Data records
┌──

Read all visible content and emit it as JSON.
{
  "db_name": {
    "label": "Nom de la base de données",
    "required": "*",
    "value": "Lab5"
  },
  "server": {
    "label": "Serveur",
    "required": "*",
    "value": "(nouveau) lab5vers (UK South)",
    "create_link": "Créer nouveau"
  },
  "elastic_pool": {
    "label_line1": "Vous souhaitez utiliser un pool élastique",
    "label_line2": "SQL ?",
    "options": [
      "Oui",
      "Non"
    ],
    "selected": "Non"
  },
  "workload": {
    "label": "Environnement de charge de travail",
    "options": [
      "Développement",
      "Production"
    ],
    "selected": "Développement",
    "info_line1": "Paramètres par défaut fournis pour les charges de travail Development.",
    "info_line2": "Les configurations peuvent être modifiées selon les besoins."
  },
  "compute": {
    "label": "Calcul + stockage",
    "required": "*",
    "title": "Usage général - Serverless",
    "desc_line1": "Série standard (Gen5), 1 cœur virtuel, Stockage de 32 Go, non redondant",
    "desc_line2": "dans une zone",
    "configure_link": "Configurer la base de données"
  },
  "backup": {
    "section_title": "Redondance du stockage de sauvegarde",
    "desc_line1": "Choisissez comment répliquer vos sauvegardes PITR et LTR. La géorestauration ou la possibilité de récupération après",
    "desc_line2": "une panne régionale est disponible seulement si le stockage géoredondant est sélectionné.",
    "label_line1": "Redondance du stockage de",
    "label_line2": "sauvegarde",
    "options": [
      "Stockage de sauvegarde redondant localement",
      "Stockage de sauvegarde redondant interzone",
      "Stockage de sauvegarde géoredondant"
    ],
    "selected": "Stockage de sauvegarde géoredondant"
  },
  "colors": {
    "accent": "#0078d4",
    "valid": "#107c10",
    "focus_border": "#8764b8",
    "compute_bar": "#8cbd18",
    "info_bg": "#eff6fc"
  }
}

└──

- GIVEN REQUEST -
Write out the entire listing exactly.

- RESPONSE BELOW -
Read all visible content and emit it as JSON.
{
  "db_name": {
    "label": "Nom de la base de données",
    "required": "*",
    "value": "Lab5"
  },
  "server": {
    "label": "Serveur",
    "required": "*",
    "value": "(nouveau) lab5vers (UK South)",
    "create_link": "Créer nouveau"
  },
  "elastic_pool": {
    "label_line1": "Vous souhaitez utiliser un pool élastique",
    "label_line2": "SQL ?",
    "options": [
      "Oui",
      "Non"
    ],
    "selected": "Non"
  },
  "workload": {
    "label": "Environnement de charge de travail",
    "options": [
      "Développement",
      "Production"
    ],
    "selected": "Développement",
    "info_line1": "Paramètres par défaut fournis pour les charges de travail Development.",
    "info_line2": "Les configurations peuvent être modifiées selon les besoins."
  },
  "compute": {
    "label": "Calcul + stockage",
    "required": "*",
    "title": "Usage général - Serverless",
    "desc_line1": "Série standard (Gen5), 1 cœur virtuel, Stockage de 32 Go, non redondant",
    "desc_line2": "dans une zone",
    "configure_link": "Configurer la base de données"
  },
  "backup": {
    "section_title": "Redondance du stockage de sauvegarde",
    "desc_line1": "Choisissez comment répliquer vos sauvegardes PITR et LTR. La géorestauration ou la possibilité de récupération après",
    "desc_line2": "une panne régionale est disponible seulement si le stockage géoredondant est sélectionné.",
    "label_line1": "Redondance du stockage de",
    "label_line2": "sauvegarde",
    "options": [
      "Stockage de sauvegarde redondant localement",
      "Stockage de sauvegarde redondant interzone",
      "Stockage de sauvegarde géoredondant"
    ],
    "selected": "Stockage de sauvegarde géoredondant"
  },
  "colors": {
    "accent": "#0078d4",
    "valid": "#107c10",
    "focus_border": "#8764b8",
    "compute_bar": "#8cbd18",
    "info_bg": "#eff6fc"
  }
}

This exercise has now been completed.